▶ _Provided information_:
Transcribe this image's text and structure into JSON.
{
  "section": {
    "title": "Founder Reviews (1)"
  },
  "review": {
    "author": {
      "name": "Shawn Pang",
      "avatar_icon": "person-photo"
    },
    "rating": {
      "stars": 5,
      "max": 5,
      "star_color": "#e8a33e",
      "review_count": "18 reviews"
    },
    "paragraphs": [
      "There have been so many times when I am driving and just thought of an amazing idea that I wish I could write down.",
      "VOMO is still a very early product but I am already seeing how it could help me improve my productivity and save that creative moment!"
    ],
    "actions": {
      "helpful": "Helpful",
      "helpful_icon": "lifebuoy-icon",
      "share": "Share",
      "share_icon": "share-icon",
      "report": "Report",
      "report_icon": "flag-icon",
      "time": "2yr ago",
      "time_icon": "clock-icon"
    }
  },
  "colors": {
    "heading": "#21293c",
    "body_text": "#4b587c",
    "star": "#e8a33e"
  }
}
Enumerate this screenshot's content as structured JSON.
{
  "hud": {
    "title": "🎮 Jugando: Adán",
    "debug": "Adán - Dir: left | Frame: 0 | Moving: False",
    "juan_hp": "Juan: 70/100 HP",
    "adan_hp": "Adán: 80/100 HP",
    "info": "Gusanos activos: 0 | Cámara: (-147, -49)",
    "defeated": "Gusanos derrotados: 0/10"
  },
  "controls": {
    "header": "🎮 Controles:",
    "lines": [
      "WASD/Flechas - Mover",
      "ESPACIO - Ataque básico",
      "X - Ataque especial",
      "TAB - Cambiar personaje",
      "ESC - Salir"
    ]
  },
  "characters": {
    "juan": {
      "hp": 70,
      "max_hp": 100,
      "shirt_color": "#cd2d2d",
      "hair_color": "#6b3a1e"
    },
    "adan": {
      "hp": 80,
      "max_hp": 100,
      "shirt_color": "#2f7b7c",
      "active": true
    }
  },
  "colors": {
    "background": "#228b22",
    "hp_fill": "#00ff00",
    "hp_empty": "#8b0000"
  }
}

▶ _Exercise prompt_: Quote only the lines from the line containing "Enumerate this screenshot's" through the end of the entries, keeping the first and the last.

▶ _Written response_:
Enumerate this screenshot's content as structured JSON.
{
  "hud": {
    "title": "🎮 Jugando: Adán",
    "debug": "Adán - Dir: left | Frame: 0 | Moving: False",
    "juan_hp": "Juan: 70/100 HP",
    "adan_hp": "Adán: 80/100 HP",
    "info": "Gusanos activos: 0 | Cámara: (-147, -49)",
    "defeated": "Gusanos derrotados: 0/10"
  },
  "controls": {
    "header": "🎮 Controles:",
    "lines": [
      "WASD/Flechas - Mover",
      "ESPACIO - Ataque básico",
      "X - Ataque especial",
      "TAB - Cambiar personaje",
      "ESC - Salir"
    ]
  },
  "characters": {
    "juan": {
      "hp": 70,
      "max_hp": 100,
      "shirt_color": "#cd2d2d",
      "hair_color": "#6b3a1e"
    },
    "adan": {
      "hp": 80,
      "max_hp": 100,
      "shirt_color": "#2f7b7c",
      "active": true
    }
  },
  "colors": {
    "background": "#228b22",
    "hp_fill": "#00ff00",
    "hp_empty": "#8b0000"
  }
}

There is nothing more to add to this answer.